### [Task statement]
Leave out the pictures; transcribe all else exactly.

### [Working data]
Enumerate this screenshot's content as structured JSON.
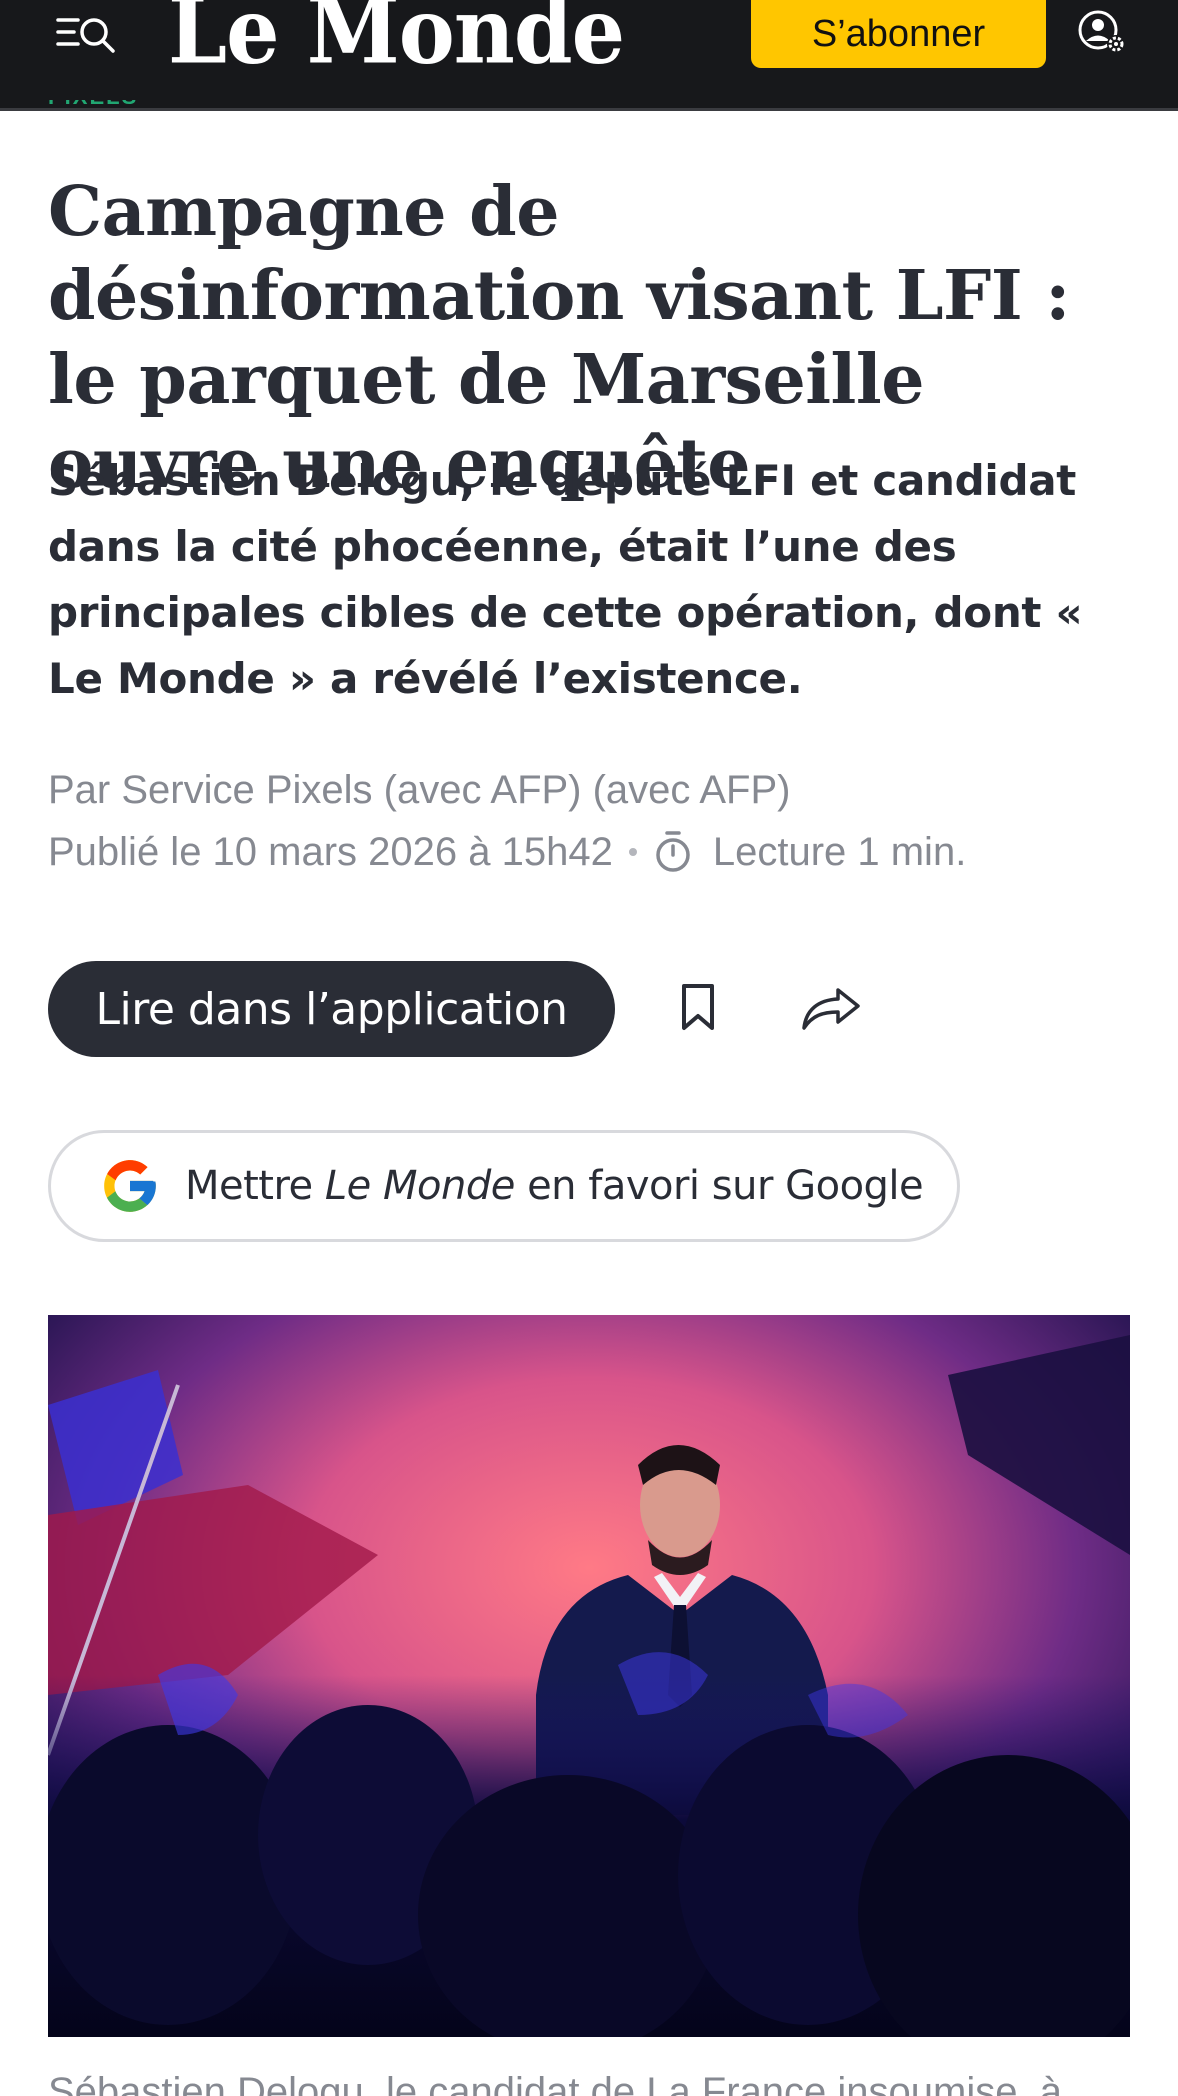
{
  "header": {
    "logo_text": "Le Monde",
    "subscribe_label": "S’abonner",
    "menu_icon": "menu-search-icon",
    "account_icon": "account-settings-icon",
    "background_color": "#17181b",
    "subscribe_color": "#ffc600"
  },
  "article": {
    "rubric": "PIXELS",
    "title": "Campagne de désinformation visant LFI : le parquet de Marseille ouvre une enquête",
    "subtitle": "Sébastien Delogu, le député LFI et candidat dans la cité phocéenne, était l’une des principales cibles de cette opération, dont « Le Monde » a révélé l’existence.",
    "byline": "Par Service Pixels (avec AFP) (avec AFP)",
    "published": "Publié le 10 mars 2026 à 15h42",
    "reading_time": "Lecture 1 min.",
    "caption": "Sébastien Delogu, le candidat de La France insoumise, à"
  },
  "actions": {
    "app_button_label": "Lire dans l’application",
    "bookmark_icon": "bookmark-icon",
    "share_icon": "share-icon",
    "google_prefix": "Mettre",
    "google_brand": "Le Monde",
    "google_suffix": "en favori sur Google"
  },
  "colors": {
    "accent_green": "#21a672",
    "text_dark": "#2a2d36",
    "text_muted": "#868991"
  }
}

### [Written solution]
Enumerate this screenshot's content as structured JSON.
{
  "header": {
    "logo_text": "Le Monde",
    "subscribe_label": "S’abonner",
    "menu_icon": "menu-search-icon",
    "account_icon": "account-settings-icon",
    "background_color": "#17181b",
    "subscribe_color": "#ffc600"
  },
  "article": {
    "rubric": "PIXELS",
    "title": "Campagne de désinformation visant LFI : le parquet de Marseille ouvre une enquête",
    "subtitle": "Sébastien Delogu, le député LFI et candidat dans la cité phocéenne, était l’une des principales cibles de cette opération, dont « Le Monde » a révélé l’existence.",
    "byline": "Par Service Pixels (avec AFP) (avec AFP)",
    "published": "Publié le 10 mars 2026 à 15h42",
    "reading_time": "Lecture 1 min.",
    "caption": "Sébastien Delogu, le candidat de La France insoumise, à"
  },
  "actions": {
    "app_button_label": "Lire dans l’application",
    "bookmark_icon": "bookmark-icon",
    "share_icon": "share-icon",
    "google_prefix": "Mettre",
    "google_brand": "Le Monde",
    "google_suffix": "en favori sur Google"
  },
  "colors": {
    "accent_green": "#21a672",
    "text_dark": "#2a2d36",
    "text_muted": "#868991"
  }
}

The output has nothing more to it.